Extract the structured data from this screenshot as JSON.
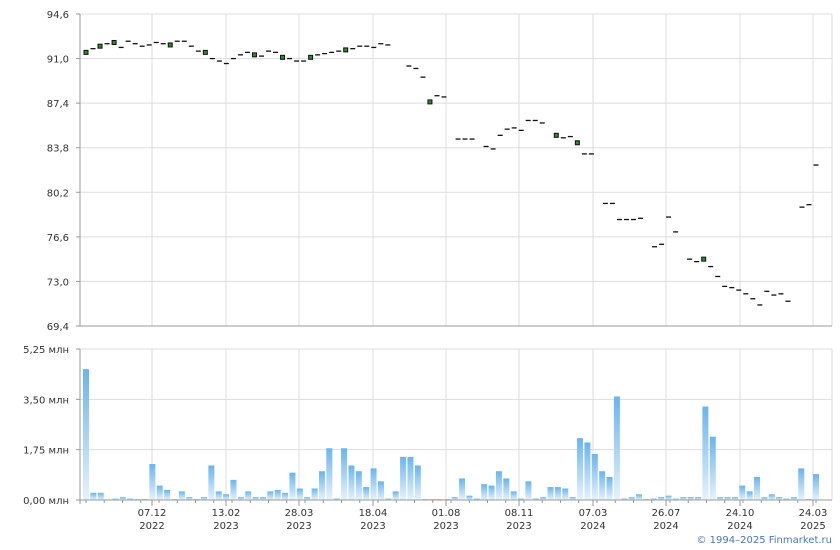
{
  "credit": "© 1994–2025 Finmarket.ru",
  "colors": {
    "grid": "#dddddd",
    "axis": "#999999",
    "price_mark": "#111111",
    "highlight_fill": "#2e8b2e",
    "volume_top": "#6ab4ee",
    "volume_bottom": "#e6f2fc"
  },
  "chart_data": [
    {
      "type": "line",
      "title": "",
      "ylim": [
        69.4,
        94.6
      ],
      "y_ticks": [
        "94,6",
        "91,0",
        "87,4",
        "83,8",
        "80,2",
        "76,6",
        "73,0",
        "69,4"
      ],
      "y_tick_values": [
        94.6,
        91.0,
        87.4,
        83.8,
        80.2,
        76.6,
        73.0,
        69.4
      ],
      "x_ticks": [
        {
          "line1": "07.12",
          "line2": "2022"
        },
        {
          "line1": "13.02",
          "line2": "2023"
        },
        {
          "line1": "28.03",
          "line2": "2023"
        },
        {
          "line1": "18.04",
          "line2": "2023"
        },
        {
          "line1": "01.08",
          "line2": "2023"
        },
        {
          "line1": "08.11",
          "line2": "2023"
        },
        {
          "line1": "07.03",
          "line2": "2024"
        },
        {
          "line1": "26.07",
          "line2": "2024"
        },
        {
          "line1": "24.10",
          "line2": "2024"
        },
        {
          "line1": "24.03",
          "line2": "2025"
        }
      ],
      "grid": true,
      "values": [
        91.5,
        91.8,
        92.0,
        92.2,
        92.3,
        91.9,
        92.4,
        92.2,
        92.0,
        92.1,
        92.3,
        92.2,
        92.1,
        92.4,
        92.4,
        92.0,
        91.6,
        91.5,
        91.0,
        90.8,
        90.6,
        91.0,
        91.3,
        91.5,
        91.3,
        91.2,
        91.6,
        91.5,
        91.1,
        91.0,
        90.8,
        90.8,
        91.1,
        91.3,
        91.4,
        91.5,
        91.6,
        91.7,
        91.8,
        92.0,
        92.0,
        91.9,
        92.2,
        92.1,
        null,
        null,
        90.4,
        90.2,
        89.5,
        87.5,
        88.0,
        87.9,
        null,
        84.5,
        84.5,
        84.5,
        null,
        83.9,
        83.7,
        84.8,
        85.3,
        85.4,
        85.2,
        86.0,
        86.0,
        85.8,
        null,
        84.8,
        84.6,
        84.7,
        84.2,
        83.3,
        83.3,
        null,
        79.3,
        79.3,
        78.0,
        78.0,
        78.0,
        78.1,
        null,
        75.8,
        76.0,
        78.2,
        77.0,
        null,
        74.8,
        74.6,
        74.8,
        74.2,
        73.4,
        72.6,
        72.5,
        72.3,
        72.0,
        71.6,
        71.1,
        72.2,
        71.9,
        72.0,
        71.4,
        null,
        79.0,
        79.2,
        82.4
      ],
      "highlighted": [
        0,
        2,
        4,
        12,
        17,
        24,
        28,
        32,
        37,
        49,
        67,
        70,
        88
      ]
    },
    {
      "type": "bar",
      "title": "",
      "ylim": [
        0,
        5.25
      ],
      "unit": "млн",
      "y_ticks": [
        "5,25 млн",
        "3,50 млн",
        "1,75 млн",
        "0,00 млн"
      ],
      "y_tick_values": [
        5.25,
        3.5,
        1.75,
        0
      ],
      "values": [
        4.55,
        0.25,
        0.25,
        0.02,
        0.05,
        0.1,
        0.05,
        0.03,
        0.03,
        1.25,
        0.5,
        0.35,
        0.03,
        0.3,
        0.1,
        0.03,
        0.1,
        1.2,
        0.3,
        0.2,
        0.7,
        0.1,
        0.3,
        0.1,
        0.1,
        0.3,
        0.35,
        0.25,
        0.95,
        0.4,
        0.1,
        0.4,
        1.0,
        1.8,
        0.05,
        1.8,
        1.2,
        1.0,
        0.45,
        1.1,
        0.65,
        0.05,
        0.3,
        1.5,
        1.5,
        1.2,
        0.03,
        0.03,
        0.03,
        0.03,
        0.1,
        0.75,
        0.15,
        0.05,
        0.55,
        0.5,
        1.0,
        0.75,
        0.3,
        0.05,
        0.65,
        0.05,
        0.1,
        0.45,
        0.45,
        0.4,
        0.1,
        2.15,
        2.0,
        1.6,
        1.0,
        0.8,
        3.6,
        0.05,
        0.1,
        0.2,
        0.03,
        0.05,
        0.1,
        0.15,
        0.05,
        0.1,
        0.1,
        0.1,
        3.25,
        2.2,
        0.1,
        0.1,
        0.1,
        0.5,
        0.3,
        0.8,
        0.1,
        0.2,
        0.1,
        0.05,
        0.1,
        1.1,
        0.03,
        0.9
      ]
    }
  ]
}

┄┄┄┄┄┄

WRITTEN REQUEST: Each line of the data is to be duplicated exactly; pictures stay out of the copy.

WRITTEN RESPONSE:
Extract the structured data from this screenshot as JSON.
{
  "credit": "© 1994–2025 Finmarket.ru",
  "colors": {
    "grid": "#dddddd",
    "axis": "#999999",
    "price_mark": "#111111",
    "highlight_fill": "#2e8b2e",
    "volume_top": "#6ab4ee",
    "volume_bottom": "#e6f2fc"
  },
  "chart_data": [
    {
      "type": "line",
      "title": "",
      "ylim": [
        69.4,
        94.6
      ],
      "y_ticks": [
        "94,6",
        "91,0",
        "87,4",
        "83,8",
        "80,2",
        "76,6",
        "73,0",
        "69,4"
      ],
      "y_tick_values": [
        94.6,
        91.0,
        87.4,
        83.8,
        80.2,
        76.6,
        73.0,
        69.4
      ],
      "x_ticks": [
        {
          "line1": "07.12",
          "line2": "2022"
        },
        {
          "line1": "13.02",
          "line2": "2023"
        },
        {
          "line1": "28.03",
          "line2": "2023"
        },
        {
          "line1": "18.04",
          "line2": "2023"
        },
        {
          "line1": "01.08",
          "line2": "2023"
        },
        {
          "line1": "08.11",
          "line2": "2023"
        },
        {
          "line1": "07.03",
          "line2": "2024"
        },
        {
          "line1": "26.07",
          "line2": "2024"
        },
        {
          "line1": "24.10",
          "line2": "2024"
        },
        {
          "line1": "24.03",
          "line2": "2025"
        }
      ],
      "grid": true,
      "values": [
        91.5,
        91.8,
        92.0,
        92.2,
        92.3,
        91.9,
        92.4,
        92.2,
        92.0,
        92.1,
        92.3,
        92.2,
        92.1,
        92.4,
        92.4,
        92.0,
        91.6,
        91.5,
        91.0,
        90.8,
        90.6,
        91.0,
        91.3,
        91.5,
        91.3,
        91.2,
        91.6,
        91.5,
        91.1,
        91.0,
        90.8,
        90.8,
        91.1,
        91.3,
        91.4,
        91.5,
        91.6,
        91.7,
        91.8,
        92.0,
        92.0,
        91.9,
        92.2,
        92.1,
        null,
        null,
        90.4,
        90.2,
        89.5,
        87.5,
        88.0,
        87.9,
        null,
        84.5,
        84.5,
        84.5,
        null,
        83.9,
        83.7,
        84.8,
        85.3,
        85.4,
        85.2,
        86.0,
        86.0,
        85.8,
        null,
        84.8,
        84.6,
        84.7,
        84.2,
        83.3,
        83.3,
        null,
        79.3,
        79.3,
        78.0,
        78.0,
        78.0,
        78.1,
        null,
        75.8,
        76.0,
        78.2,
        77.0,
        null,
        74.8,
        74.6,
        74.8,
        74.2,
        73.4,
        72.6,
        72.5,
        72.3,
        72.0,
        71.6,
        71.1,
        72.2,
        71.9,
        72.0,
        71.4,
        null,
        79.0,
        79.2,
        82.4
      ],
      "highlighted": [
        0,
        2,
        4,
        12,
        17,
        24,
        28,
        32,
        37,
        49,
        67,
        70,
        88
      ]
    },
    {
      "type": "bar",
      "title": "",
      "ylim": [
        0,
        5.25
      ],
      "unit": "млн",
      "y_ticks": [
        "5,25 млн",
        "3,50 млн",
        "1,75 млн",
        "0,00 млн"
      ],
      "y_tick_values": [
        5.25,
        3.5,
        1.75,
        0
      ],
      "values": [
        4.55,
        0.25,
        0.25,
        0.02,
        0.05,
        0.1,
        0.05,
        0.03,
        0.03,
        1.25,
        0.5,
        0.35,
        0.03,
        0.3,
        0.1,
        0.03,
        0.1,
        1.2,
        0.3,
        0.2,
        0.7,
        0.1,
        0.3,
        0.1,
        0.1,
        0.3,
        0.35,
        0.25,
        0.95,
        0.4,
        0.1,
        0.4,
        1.0,
        1.8,
        0.05,
        1.8,
        1.2,
        1.0,
        0.45,
        1.1,
        0.65,
        0.05,
        0.3,
        1.5,
        1.5,
        1.2,
        0.03,
        0.03,
        0.03,
        0.03,
        0.1,
        0.75,
        0.15,
        0.05,
        0.55,
        0.5,
        1.0,
        0.75,
        0.3,
        0.05,
        0.65,
        0.05,
        0.1,
        0.45,
        0.45,
        0.4,
        0.1,
        2.15,
        2.0,
        1.6,
        1.0,
        0.8,
        3.6,
        0.05,
        0.1,
        0.2,
        0.03,
        0.05,
        0.1,
        0.15,
        0.05,
        0.1,
        0.1,
        0.1,
        3.25,
        2.2,
        0.1,
        0.1,
        0.1,
        0.5,
        0.3,
        0.8,
        0.1,
        0.2,
        0.1,
        0.05,
        0.1,
        1.1,
        0.03,
        0.9
      ]
    }
  ]
}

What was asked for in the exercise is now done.